• **Given problem**: Look through the data below and work out how many lines contain the string "Filtered". Give the number alone.

-.-.-

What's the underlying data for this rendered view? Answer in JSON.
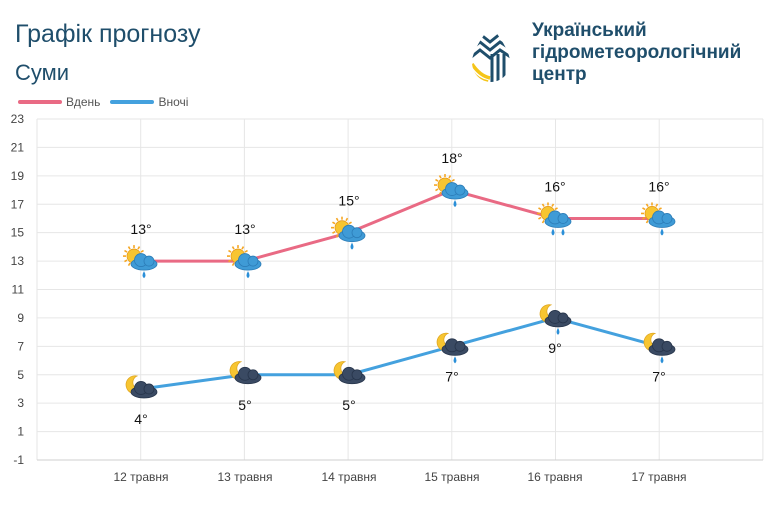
{
  "header": {
    "title": "Графік прогнозу",
    "city": "Суми"
  },
  "logo": {
    "line1": "Український",
    "line2": "гідрометеорологічний",
    "line3": "центр"
  },
  "legend": {
    "day_label": "Вдень",
    "night_label": "Вночі"
  },
  "colors": {
    "day": "#e96a84",
    "night": "#44a1de",
    "grid": "#e6e6e6",
    "text": "#1f4e6b"
  },
  "chart_data": {
    "type": "line",
    "title": "Графік прогнозу",
    "categories": [
      "12 травня",
      "13 травня",
      "14 травня",
      "15 травня",
      "16 травня",
      "17 травня"
    ],
    "y_ticks": [
      23,
      21,
      19,
      17,
      15,
      13,
      11,
      9,
      7,
      5,
      3,
      1,
      -1
    ],
    "ylim": [
      -1,
      23
    ],
    "series": [
      {
        "name": "Вдень",
        "values": [
          13,
          13,
          15,
          18,
          16,
          16
        ],
        "labels": [
          "13°",
          "13°",
          "15°",
          "18°",
          "16°",
          "16°"
        ],
        "icons": [
          "sun-cloud-rain-icon",
          "sun-cloud-rain-icon",
          "sun-cloud-rain-icon",
          "sun-cloud-rain-icon",
          "sun-cloud-heavy-rain-icon",
          "sun-cloud-rain-icon"
        ]
      },
      {
        "name": "Вночі",
        "values": [
          4,
          5,
          5,
          7,
          9,
          7
        ],
        "labels": [
          "4°",
          "5°",
          "5°",
          "7°",
          "9°",
          "7°"
        ],
        "icons": [
          "moon-cloud-icon",
          "moon-cloud-icon",
          "moon-cloud-icon",
          "moon-cloud-rain-icon",
          "moon-cloud-rain-icon",
          "moon-cloud-rain-icon"
        ]
      }
    ]
  }
}
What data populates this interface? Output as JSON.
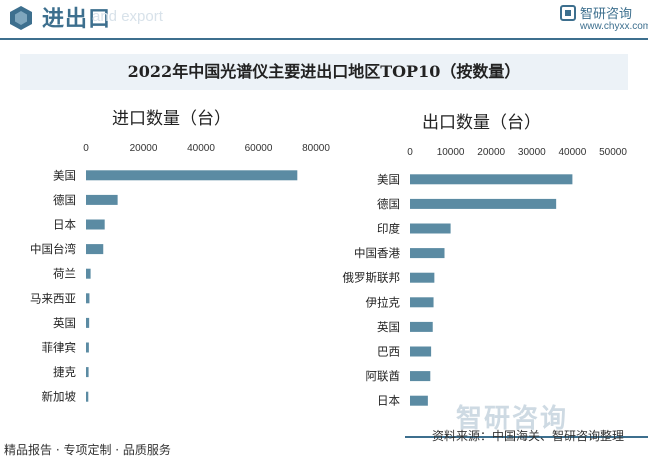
{
  "header": {
    "title": "进出口",
    "subtitle": "and export",
    "brand_name": "智研咨询",
    "brand_url": "www.chyxx.com",
    "accent_color": "#3d6f8e"
  },
  "watermark": "智研咨询",
  "footer": {
    "left": "精品报告 · 专项定制 · 品质服务",
    "right": "资料来源：中国海关、智研咨询整理"
  },
  "chart_data": [
    {
      "type": "bar",
      "orientation": "horizontal",
      "title": "2022年中国光谱仪主要进出口地区TOP10（按数量）",
      "xlabel": "进口数量（台）",
      "xticks": [
        "0",
        "20000",
        "40000",
        "60000",
        "80000"
      ],
      "xlim": [
        0,
        80000
      ],
      "color": "#5b8ba3",
      "categories": [
        "美国",
        "德国",
        "日本",
        "中国台湾",
        "荷兰",
        "马来西亚",
        "英国",
        "菲律宾",
        "捷克",
        "新加坡"
      ],
      "values": [
        73500,
        11000,
        6500,
        6000,
        1600,
        1200,
        1100,
        1000,
        900,
        800
      ]
    },
    {
      "type": "bar",
      "orientation": "horizontal",
      "xlabel": "出口数量（台）",
      "xticks": [
        "0",
        "10000",
        "20000",
        "30000",
        "40000",
        "50000"
      ],
      "xlim": [
        0,
        50000
      ],
      "color": "#5b8ba3",
      "categories": [
        "美国",
        "德国",
        "印度",
        "中国香港",
        "俄罗斯联邦",
        "伊拉克",
        "英国",
        "巴西",
        "阿联酋",
        "日本"
      ],
      "values": [
        40000,
        36000,
        10000,
        8500,
        6000,
        5800,
        5600,
        5200,
        5000,
        4400
      ]
    }
  ]
}
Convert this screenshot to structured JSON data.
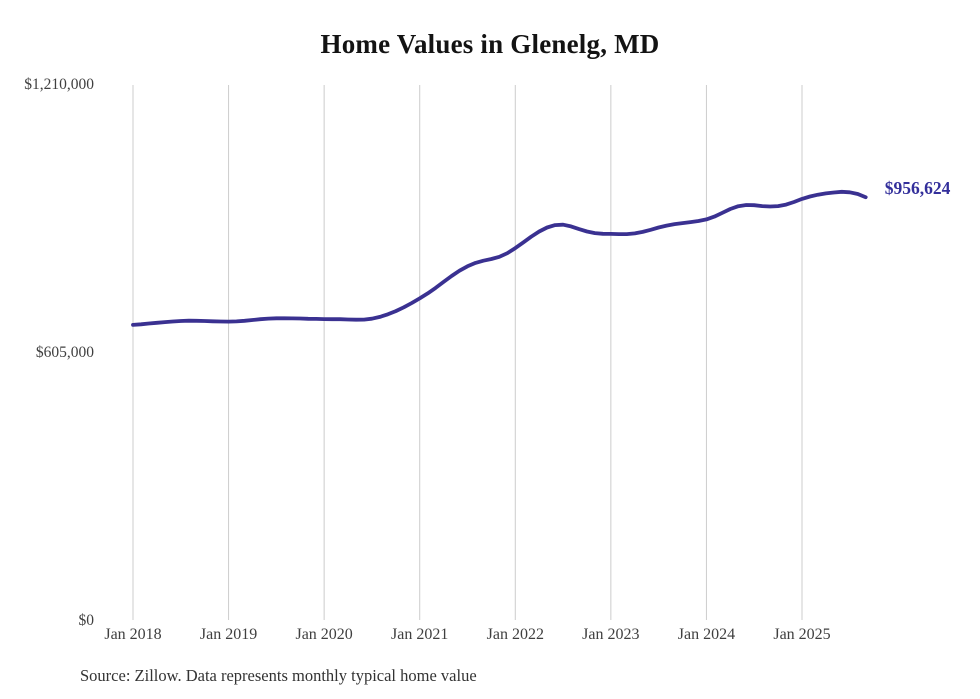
{
  "title": "Home Values in Glenelg, MD",
  "source_note": "Source: Zillow. Data represents monthly typical home value",
  "colors": {
    "line": "#3a3191",
    "end_label": "#332f9b",
    "grid": "#cccccc",
    "title_text": "#131313",
    "axis_text": "#3f3f3f",
    "source_text": "#333333",
    "background": "#ffffff"
  },
  "chart_data": {
    "type": "line",
    "title": "Home Values in Glenelg, MD",
    "series_name": "Monthly typical home value",
    "x_start": "2018-01",
    "x_interval": "month",
    "n_points": 93,
    "x_end": "2025-09",
    "ylim": [
      0,
      1210000
    ],
    "grid": "vertical",
    "legend": "none",
    "y_ticks": [
      {
        "label": "$0",
        "value": 0
      },
      {
        "label": "$605,000",
        "value": 605000
      },
      {
        "label": "$1,210,000",
        "value": 1210000
      }
    ],
    "x_ticks": [
      {
        "label": "Jan 2018",
        "month_index": 0
      },
      {
        "label": "Jan 2019",
        "month_index": 12
      },
      {
        "label": "Jan 2020",
        "month_index": 24
      },
      {
        "label": "Jan 2021",
        "month_index": 36
      },
      {
        "label": "Jan 2022",
        "month_index": 48
      },
      {
        "label": "Jan 2023",
        "month_index": 60
      },
      {
        "label": "Jan 2024",
        "month_index": 72
      },
      {
        "label": "Jan 2025",
        "month_index": 84
      }
    ],
    "values": [
      668500,
      669800,
      671500,
      673200,
      674800,
      676200,
      677300,
      677900,
      677800,
      677200,
      676500,
      676000,
      675800,
      676400,
      677800,
      679600,
      681400,
      682700,
      683300,
      683400,
      683200,
      682800,
      682300,
      681900,
      681600,
      681400,
      681200,
      680700,
      680100,
      680400,
      682400,
      686500,
      692300,
      699600,
      708200,
      717800,
      728200,
      739500,
      752000,
      765500,
      778900,
      790800,
      800700,
      808300,
      813400,
      817200,
      822100,
      830400,
      841700,
      854600,
      867600,
      879300,
      888400,
      893800,
      894700,
      890900,
      884800,
      879200,
      875600,
      874100,
      873800,
      873300,
      873400,
      874900,
      878300,
      883100,
      888200,
      892700,
      896000,
      898300,
      900400,
      902900,
      906600,
      912900,
      921400,
      930100,
      936400,
      939100,
      938600,
      936600,
      935800,
      936700,
      939900,
      945800,
      952800,
      958300,
      962300,
      965200,
      967400,
      968900,
      967800,
      963900,
      956624
    ],
    "last_value": 956624,
    "last_value_label": "$956,624"
  }
}
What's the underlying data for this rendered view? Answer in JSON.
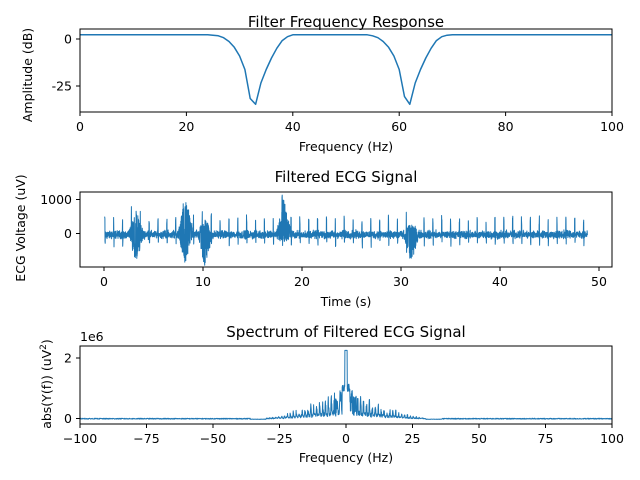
{
  "chart_data": [
    {
      "type": "line",
      "title": "Filter Frequency Response",
      "xlabel": "Frequency (Hz)",
      "ylabel": "Amplitude (dB)",
      "xlim": [
        0,
        100
      ],
      "ylim": [
        -40,
        3
      ],
      "xticks": [
        "0",
        "20",
        "40",
        "60",
        "80",
        "100"
      ],
      "yticks": [
        "0",
        "-25"
      ],
      "color": "#1f77b4",
      "series": [
        {
          "x": [
            0,
            20,
            24,
            26,
            27,
            28,
            29,
            30,
            31,
            32,
            33,
            34,
            35,
            36,
            37,
            38,
            39,
            40,
            50,
            54,
            55,
            56,
            57,
            58,
            59,
            60,
            61,
            62,
            63,
            64,
            65,
            66,
            67,
            68,
            69,
            70,
            100
          ],
          "y": [
            0,
            0,
            0,
            -0.5,
            -1.5,
            -3.5,
            -6.5,
            -11,
            -18,
            -33,
            -36,
            -25,
            -18,
            -12,
            -7,
            -3,
            -1,
            0,
            0,
            0,
            -0.5,
            -1.5,
            -3.5,
            -6.5,
            -11,
            -18,
            -32,
            -36,
            -25,
            -18,
            -12,
            -7,
            -3,
            -1,
            -0.2,
            0,
            0
          ]
        }
      ]
    },
    {
      "type": "line",
      "title": "Filtered ECG Signal",
      "xlabel": "Time (s)",
      "ylabel": "ECG Voltage (uV)",
      "xlim": [
        -2.5,
        51.5
      ],
      "ylim": [
        -950,
        1250
      ],
      "xticks": [
        "0",
        "10",
        "20",
        "30",
        "40",
        "50"
      ],
      "yticks": [
        "0",
        "1000"
      ],
      "color": "#1f77b4",
      "signal": {
        "t_start": 0,
        "t_end": 49,
        "baseline_noise_uV": 180,
        "beat_interval_s": 0.9,
        "beat_peak_uV": 520,
        "beat_trough_uV": -320,
        "bursts": [
          {
            "t": 3.2,
            "min": -820,
            "max": 700
          },
          {
            "t": 8.2,
            "min": -820,
            "max": 1150
          },
          {
            "t": 10.2,
            "min": -900,
            "max": 500
          },
          {
            "t": 18.2,
            "min": -200,
            "max": 1100
          },
          {
            "t": 31.1,
            "min": -750,
            "max": 350
          }
        ]
      }
    },
    {
      "type": "line",
      "title": "Spectrum of Filtered ECG Signal",
      "xlabel": "Frequency (Hz)",
      "ylabel": "abs(Y(f)) (uV²)",
      "offset_text": "1e6",
      "xlim": [
        -100,
        100
      ],
      "ylim": [
        -0.15,
        2.5
      ],
      "xticks": [
        "−100",
        "−75",
        "−50",
        "−25",
        "0",
        "25",
        "50",
        "75",
        "100"
      ],
      "yticks": [
        "0",
        "2"
      ],
      "color": "#1f77b4",
      "spectrum": {
        "peak_at_zero_e6": 2.35,
        "secondary_peaks_e6": [
          1.2,
          1.0,
          0.8,
          0.6
        ],
        "harmonic_spacing_hz": 1.1,
        "band_edge_hz": 32,
        "floor_e6": 0.03,
        "notch_hz": [
          33,
          62
        ]
      }
    }
  ]
}
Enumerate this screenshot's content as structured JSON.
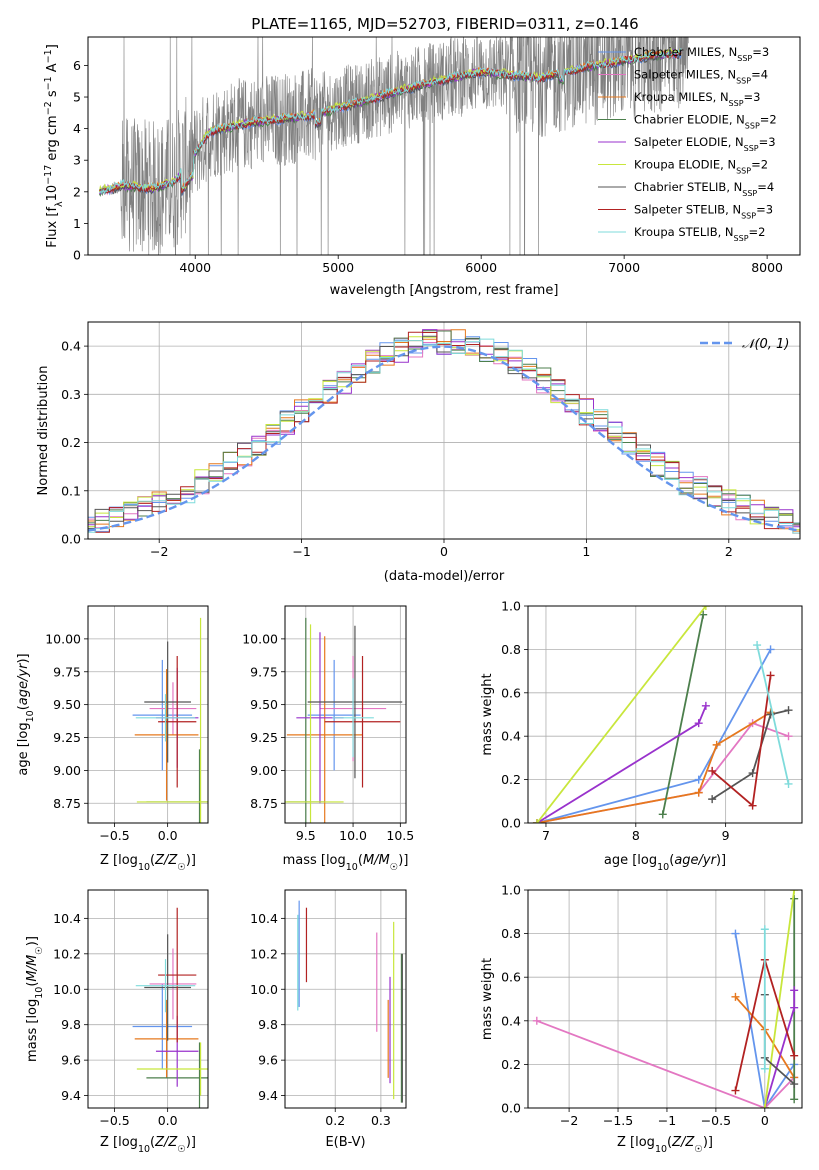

-.-.-

• **The output**: 2